Retype the entries word for word, starting with the first line and ending with the line that contains "369, 680, 383]", including both of those lines.

++++ Input data ++++

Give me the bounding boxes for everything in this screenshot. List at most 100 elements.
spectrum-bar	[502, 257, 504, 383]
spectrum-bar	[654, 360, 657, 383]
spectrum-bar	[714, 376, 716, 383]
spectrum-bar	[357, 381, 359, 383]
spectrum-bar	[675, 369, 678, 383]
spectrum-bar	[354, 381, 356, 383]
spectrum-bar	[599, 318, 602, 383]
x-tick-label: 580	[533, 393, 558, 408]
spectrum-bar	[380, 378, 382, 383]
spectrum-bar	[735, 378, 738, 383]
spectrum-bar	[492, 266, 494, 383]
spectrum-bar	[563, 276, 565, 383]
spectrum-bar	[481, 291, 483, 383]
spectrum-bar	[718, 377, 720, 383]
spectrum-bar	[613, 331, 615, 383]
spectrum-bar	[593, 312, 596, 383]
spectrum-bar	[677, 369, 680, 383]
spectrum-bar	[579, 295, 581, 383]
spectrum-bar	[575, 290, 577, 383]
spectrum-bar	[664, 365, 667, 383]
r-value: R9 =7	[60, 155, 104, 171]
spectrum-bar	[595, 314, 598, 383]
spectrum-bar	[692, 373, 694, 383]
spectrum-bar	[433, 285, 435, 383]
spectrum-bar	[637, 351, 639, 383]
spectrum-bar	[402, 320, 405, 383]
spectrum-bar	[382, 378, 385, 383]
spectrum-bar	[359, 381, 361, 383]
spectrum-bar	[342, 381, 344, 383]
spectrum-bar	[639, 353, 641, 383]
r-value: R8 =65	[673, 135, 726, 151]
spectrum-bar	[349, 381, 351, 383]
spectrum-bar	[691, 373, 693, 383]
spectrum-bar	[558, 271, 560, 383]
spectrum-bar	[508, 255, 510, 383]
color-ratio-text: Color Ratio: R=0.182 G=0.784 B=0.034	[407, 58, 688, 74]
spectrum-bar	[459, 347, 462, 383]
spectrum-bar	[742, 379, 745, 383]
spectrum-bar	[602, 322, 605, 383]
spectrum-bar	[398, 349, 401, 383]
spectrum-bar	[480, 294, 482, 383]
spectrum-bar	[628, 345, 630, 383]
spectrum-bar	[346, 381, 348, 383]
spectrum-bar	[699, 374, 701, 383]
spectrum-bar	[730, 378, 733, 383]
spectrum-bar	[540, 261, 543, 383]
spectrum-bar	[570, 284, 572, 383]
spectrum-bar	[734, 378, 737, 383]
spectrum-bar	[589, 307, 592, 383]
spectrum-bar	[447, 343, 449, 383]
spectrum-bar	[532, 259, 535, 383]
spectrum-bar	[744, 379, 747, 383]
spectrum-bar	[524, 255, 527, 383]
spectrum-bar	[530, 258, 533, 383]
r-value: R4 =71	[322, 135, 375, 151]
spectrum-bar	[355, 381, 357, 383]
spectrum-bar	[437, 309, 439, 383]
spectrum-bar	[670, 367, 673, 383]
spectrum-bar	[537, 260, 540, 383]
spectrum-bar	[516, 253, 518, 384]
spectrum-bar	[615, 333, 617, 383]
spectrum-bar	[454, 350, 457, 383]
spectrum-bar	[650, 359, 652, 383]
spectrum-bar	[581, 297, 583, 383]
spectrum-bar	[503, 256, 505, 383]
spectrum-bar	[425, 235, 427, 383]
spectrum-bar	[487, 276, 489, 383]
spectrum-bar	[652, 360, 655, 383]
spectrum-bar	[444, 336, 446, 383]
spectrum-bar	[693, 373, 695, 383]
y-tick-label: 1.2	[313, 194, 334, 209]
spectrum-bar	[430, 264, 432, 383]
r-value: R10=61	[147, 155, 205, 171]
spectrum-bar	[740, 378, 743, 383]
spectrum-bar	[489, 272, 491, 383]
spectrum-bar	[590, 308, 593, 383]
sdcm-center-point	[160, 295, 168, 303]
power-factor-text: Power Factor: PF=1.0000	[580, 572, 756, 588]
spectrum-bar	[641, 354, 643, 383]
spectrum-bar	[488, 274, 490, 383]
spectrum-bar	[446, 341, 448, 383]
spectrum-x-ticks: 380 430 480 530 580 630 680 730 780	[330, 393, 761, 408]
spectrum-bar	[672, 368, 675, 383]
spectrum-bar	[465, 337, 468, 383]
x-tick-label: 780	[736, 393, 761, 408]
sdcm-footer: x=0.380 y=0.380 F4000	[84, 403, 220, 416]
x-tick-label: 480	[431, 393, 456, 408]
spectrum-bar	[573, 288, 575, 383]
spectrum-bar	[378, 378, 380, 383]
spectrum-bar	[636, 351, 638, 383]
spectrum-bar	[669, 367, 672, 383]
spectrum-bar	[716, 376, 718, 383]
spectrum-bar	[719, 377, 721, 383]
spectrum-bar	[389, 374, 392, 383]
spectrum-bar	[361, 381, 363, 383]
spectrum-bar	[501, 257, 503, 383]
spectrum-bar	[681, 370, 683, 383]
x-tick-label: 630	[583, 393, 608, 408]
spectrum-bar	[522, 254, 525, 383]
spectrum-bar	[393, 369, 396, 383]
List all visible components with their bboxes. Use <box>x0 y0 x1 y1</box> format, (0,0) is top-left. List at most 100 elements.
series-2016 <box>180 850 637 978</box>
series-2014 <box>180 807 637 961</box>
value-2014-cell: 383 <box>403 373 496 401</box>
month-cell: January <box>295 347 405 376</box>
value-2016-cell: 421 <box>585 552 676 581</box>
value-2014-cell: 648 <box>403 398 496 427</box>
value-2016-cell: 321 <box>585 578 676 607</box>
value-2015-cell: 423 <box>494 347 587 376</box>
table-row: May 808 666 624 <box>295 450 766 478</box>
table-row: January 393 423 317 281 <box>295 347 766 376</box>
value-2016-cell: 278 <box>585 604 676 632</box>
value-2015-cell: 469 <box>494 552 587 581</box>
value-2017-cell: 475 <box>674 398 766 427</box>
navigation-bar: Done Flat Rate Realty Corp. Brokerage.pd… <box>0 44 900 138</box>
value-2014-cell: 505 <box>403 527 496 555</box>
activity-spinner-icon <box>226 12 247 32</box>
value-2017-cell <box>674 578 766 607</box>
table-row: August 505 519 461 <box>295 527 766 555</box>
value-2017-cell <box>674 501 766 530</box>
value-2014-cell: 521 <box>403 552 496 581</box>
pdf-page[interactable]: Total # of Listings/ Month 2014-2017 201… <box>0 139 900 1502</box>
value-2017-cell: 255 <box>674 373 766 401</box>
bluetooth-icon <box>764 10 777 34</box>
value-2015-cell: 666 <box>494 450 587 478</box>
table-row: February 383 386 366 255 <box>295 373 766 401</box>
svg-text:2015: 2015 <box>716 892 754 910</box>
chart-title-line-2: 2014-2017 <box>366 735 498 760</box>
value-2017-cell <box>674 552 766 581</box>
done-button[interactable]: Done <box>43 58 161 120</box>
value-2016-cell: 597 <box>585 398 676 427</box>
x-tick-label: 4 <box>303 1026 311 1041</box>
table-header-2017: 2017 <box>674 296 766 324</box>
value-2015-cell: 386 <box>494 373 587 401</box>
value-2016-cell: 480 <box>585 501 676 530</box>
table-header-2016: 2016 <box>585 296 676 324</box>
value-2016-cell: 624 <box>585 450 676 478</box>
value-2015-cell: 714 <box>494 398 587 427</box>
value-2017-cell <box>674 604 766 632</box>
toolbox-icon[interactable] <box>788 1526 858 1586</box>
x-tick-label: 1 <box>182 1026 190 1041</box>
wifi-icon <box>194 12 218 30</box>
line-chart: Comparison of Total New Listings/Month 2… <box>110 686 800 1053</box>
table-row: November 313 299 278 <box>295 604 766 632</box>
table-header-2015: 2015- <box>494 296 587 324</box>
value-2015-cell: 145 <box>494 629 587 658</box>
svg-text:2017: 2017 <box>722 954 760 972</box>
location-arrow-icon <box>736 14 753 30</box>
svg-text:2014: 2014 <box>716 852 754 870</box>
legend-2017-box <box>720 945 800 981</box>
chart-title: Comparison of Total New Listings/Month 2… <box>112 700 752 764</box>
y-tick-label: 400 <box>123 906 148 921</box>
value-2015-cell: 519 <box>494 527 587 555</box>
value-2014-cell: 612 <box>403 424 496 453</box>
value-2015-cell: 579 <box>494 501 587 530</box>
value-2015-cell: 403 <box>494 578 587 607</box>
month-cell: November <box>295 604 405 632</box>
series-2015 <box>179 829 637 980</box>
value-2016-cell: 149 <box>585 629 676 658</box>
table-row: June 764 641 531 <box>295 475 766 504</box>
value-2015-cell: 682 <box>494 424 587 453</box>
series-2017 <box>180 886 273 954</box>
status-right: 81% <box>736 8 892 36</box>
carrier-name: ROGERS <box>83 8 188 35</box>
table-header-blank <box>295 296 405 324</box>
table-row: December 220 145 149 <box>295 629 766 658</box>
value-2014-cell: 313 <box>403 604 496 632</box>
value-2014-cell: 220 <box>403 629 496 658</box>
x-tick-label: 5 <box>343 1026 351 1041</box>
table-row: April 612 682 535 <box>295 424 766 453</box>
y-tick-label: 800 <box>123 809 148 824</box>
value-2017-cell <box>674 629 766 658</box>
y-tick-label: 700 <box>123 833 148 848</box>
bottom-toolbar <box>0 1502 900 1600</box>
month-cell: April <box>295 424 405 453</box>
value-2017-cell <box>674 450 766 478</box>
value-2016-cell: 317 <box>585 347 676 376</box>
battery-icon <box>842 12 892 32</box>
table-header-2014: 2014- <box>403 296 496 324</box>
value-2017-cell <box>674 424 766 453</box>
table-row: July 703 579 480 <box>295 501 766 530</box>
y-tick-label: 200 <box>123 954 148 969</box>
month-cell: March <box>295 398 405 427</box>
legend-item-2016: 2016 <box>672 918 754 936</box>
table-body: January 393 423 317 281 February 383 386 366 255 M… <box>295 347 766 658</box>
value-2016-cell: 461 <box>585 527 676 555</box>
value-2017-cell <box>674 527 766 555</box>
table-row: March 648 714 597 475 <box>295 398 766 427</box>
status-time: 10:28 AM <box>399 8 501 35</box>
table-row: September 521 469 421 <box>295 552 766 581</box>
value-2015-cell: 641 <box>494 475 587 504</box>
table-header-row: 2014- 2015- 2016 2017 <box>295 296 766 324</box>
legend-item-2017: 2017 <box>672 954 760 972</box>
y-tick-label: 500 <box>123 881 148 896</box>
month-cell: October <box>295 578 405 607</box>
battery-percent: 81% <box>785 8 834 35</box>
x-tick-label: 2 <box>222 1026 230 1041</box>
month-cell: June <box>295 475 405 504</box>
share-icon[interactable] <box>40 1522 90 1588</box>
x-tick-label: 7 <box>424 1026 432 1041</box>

++++

• _The answer_:
Give me the bounding boxes for everything in this screenshot. List at most 100 elements.
spectrum-bar	[502, 257, 504, 383]
spectrum-bar	[654, 360, 657, 383]
spectrum-bar	[714, 376, 716, 383]
spectrum-bar	[357, 381, 359, 383]
spectrum-bar	[675, 369, 678, 383]
spectrum-bar	[354, 381, 356, 383]
spectrum-bar	[599, 318, 602, 383]
x-tick-label: 580	[533, 393, 558, 408]
spectrum-bar	[380, 378, 382, 383]
spectrum-bar	[735, 378, 738, 383]
spectrum-bar	[492, 266, 494, 383]
spectrum-bar	[563, 276, 565, 383]
spectrum-bar	[481, 291, 483, 383]
spectrum-bar	[718, 377, 720, 383]
spectrum-bar	[613, 331, 615, 383]
spectrum-bar	[593, 312, 596, 383]
spectrum-bar	[677, 369, 680, 383]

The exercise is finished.